Look for "Arroz" in the listing below. Gather each line that contains it.

## Begin DATA

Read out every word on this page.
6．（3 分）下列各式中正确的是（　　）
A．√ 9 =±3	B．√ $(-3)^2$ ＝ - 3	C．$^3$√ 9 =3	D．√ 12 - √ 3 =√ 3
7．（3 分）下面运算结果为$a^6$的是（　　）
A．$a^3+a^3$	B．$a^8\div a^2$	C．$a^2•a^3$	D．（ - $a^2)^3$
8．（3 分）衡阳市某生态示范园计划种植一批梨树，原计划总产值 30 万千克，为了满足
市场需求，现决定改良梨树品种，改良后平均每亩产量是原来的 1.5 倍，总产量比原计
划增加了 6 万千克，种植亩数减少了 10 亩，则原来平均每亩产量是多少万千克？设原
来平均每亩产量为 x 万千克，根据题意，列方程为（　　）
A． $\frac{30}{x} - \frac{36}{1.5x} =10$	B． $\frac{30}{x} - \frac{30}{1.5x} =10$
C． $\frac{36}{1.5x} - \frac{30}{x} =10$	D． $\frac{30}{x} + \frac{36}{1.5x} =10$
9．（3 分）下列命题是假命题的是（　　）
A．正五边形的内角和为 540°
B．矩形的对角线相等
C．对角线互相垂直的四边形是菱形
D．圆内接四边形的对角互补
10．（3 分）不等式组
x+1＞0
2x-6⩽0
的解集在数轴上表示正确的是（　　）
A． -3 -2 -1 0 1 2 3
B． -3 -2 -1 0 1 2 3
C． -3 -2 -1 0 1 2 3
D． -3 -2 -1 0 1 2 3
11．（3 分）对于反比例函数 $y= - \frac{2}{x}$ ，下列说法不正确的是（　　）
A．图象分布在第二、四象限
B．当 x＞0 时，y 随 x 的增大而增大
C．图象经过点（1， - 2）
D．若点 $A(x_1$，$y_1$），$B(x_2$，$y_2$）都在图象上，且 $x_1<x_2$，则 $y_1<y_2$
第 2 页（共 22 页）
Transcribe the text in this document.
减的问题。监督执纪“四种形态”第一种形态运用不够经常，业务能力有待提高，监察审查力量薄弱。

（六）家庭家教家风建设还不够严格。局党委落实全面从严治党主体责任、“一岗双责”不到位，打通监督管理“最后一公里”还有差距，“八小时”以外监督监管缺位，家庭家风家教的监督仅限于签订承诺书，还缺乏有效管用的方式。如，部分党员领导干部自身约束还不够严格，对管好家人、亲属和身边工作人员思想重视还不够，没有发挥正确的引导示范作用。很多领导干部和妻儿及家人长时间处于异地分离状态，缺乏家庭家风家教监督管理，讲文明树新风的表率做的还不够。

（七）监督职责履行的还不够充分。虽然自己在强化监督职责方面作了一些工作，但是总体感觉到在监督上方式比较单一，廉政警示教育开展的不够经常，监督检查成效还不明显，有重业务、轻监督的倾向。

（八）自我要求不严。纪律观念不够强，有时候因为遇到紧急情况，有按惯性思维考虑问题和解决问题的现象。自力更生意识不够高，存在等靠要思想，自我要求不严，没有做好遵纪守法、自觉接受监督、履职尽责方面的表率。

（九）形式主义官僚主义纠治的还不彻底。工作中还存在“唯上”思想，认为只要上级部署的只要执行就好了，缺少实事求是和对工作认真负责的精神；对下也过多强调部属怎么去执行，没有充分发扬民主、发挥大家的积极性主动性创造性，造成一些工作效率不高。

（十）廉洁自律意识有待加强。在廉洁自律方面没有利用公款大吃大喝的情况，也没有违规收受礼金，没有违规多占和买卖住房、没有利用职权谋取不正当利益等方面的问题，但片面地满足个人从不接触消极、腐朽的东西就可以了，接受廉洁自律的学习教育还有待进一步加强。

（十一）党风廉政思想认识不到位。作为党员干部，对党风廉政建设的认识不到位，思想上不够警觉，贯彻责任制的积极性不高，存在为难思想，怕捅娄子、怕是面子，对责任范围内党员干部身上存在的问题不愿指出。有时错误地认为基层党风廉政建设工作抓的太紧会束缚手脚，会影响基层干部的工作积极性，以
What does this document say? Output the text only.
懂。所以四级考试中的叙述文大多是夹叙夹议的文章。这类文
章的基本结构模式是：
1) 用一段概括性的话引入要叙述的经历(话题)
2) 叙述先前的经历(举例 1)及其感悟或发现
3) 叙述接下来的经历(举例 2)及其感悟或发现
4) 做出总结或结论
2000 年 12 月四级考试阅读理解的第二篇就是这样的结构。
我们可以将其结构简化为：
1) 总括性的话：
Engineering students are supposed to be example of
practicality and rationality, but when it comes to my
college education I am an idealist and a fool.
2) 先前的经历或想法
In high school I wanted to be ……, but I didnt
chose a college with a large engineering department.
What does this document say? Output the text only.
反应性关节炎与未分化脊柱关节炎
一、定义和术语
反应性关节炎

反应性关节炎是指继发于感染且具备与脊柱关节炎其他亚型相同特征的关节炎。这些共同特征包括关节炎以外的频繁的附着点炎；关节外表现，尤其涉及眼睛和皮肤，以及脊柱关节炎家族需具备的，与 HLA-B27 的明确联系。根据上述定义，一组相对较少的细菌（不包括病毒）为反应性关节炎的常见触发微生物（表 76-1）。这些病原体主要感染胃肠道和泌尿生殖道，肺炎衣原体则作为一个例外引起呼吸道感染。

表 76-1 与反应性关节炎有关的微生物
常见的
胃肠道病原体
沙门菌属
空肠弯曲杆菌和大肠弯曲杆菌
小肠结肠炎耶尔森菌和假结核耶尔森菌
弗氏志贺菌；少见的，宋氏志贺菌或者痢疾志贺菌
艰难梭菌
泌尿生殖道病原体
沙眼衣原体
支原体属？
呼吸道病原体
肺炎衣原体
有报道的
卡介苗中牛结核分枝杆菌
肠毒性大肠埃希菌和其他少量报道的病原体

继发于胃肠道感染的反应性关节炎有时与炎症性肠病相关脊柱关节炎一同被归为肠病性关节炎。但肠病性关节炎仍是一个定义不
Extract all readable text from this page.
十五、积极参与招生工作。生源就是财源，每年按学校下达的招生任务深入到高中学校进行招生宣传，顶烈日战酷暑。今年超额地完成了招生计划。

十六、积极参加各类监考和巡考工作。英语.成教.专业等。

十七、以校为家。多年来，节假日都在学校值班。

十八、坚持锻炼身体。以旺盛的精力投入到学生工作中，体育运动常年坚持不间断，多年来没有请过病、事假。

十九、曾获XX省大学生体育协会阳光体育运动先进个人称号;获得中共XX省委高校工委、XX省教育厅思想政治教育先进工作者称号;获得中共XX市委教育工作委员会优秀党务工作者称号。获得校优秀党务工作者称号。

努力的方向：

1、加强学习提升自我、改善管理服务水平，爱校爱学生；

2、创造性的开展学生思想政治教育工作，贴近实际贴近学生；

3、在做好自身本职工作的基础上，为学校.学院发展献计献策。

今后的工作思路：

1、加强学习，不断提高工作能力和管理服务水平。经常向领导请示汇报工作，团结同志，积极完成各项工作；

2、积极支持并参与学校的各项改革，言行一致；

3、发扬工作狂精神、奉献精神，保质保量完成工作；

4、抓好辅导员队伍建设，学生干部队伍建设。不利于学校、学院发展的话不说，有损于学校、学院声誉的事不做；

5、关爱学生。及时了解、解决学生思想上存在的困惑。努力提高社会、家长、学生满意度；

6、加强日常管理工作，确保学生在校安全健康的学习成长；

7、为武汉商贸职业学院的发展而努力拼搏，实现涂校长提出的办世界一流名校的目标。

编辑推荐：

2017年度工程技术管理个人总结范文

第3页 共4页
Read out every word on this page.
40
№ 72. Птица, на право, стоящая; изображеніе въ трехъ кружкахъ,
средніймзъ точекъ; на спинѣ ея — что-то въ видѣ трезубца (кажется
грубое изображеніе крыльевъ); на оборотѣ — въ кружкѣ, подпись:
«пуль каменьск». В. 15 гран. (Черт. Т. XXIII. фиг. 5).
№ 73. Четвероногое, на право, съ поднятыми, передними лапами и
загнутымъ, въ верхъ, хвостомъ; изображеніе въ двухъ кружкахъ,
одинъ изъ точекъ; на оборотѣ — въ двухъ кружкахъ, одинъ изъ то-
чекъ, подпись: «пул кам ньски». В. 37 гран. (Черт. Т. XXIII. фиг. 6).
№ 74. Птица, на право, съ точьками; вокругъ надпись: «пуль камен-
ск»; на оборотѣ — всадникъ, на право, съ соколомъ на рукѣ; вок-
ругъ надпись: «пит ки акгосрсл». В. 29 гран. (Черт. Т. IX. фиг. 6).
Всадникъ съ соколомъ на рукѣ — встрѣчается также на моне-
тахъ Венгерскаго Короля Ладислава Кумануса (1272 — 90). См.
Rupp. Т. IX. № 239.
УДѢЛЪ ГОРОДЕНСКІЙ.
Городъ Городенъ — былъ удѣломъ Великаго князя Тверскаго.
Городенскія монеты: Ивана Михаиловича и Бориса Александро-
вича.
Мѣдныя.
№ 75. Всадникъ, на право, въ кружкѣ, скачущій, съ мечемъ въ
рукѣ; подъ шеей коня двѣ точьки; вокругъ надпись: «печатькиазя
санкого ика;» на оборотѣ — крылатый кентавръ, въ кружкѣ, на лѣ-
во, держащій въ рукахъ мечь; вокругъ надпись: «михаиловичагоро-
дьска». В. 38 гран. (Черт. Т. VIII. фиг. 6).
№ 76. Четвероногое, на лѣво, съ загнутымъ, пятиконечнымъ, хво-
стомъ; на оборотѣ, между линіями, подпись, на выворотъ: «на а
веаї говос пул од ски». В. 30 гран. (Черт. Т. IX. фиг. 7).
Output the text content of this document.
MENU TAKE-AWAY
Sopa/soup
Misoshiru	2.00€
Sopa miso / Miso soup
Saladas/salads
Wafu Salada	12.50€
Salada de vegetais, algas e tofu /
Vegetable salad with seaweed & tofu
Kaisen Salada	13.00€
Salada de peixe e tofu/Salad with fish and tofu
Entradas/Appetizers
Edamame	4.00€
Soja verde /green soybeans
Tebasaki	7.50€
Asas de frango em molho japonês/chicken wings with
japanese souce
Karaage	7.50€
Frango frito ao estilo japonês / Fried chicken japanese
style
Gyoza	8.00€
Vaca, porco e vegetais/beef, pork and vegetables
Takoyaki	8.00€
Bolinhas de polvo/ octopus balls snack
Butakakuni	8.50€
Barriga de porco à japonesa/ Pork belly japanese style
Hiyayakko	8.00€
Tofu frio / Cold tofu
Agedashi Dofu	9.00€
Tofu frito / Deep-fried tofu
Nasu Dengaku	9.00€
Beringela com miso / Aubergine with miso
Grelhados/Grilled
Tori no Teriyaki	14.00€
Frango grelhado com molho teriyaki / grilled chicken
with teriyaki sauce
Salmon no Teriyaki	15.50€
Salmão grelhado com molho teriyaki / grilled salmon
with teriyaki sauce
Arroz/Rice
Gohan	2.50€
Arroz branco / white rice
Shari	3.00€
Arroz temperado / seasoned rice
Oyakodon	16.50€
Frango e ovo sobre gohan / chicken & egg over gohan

## End DATA

• [SOLUTION TO THIS PROBLEM]
Arroz/Rice
Arroz branco / white rice
Arroz temperado / seasoned rice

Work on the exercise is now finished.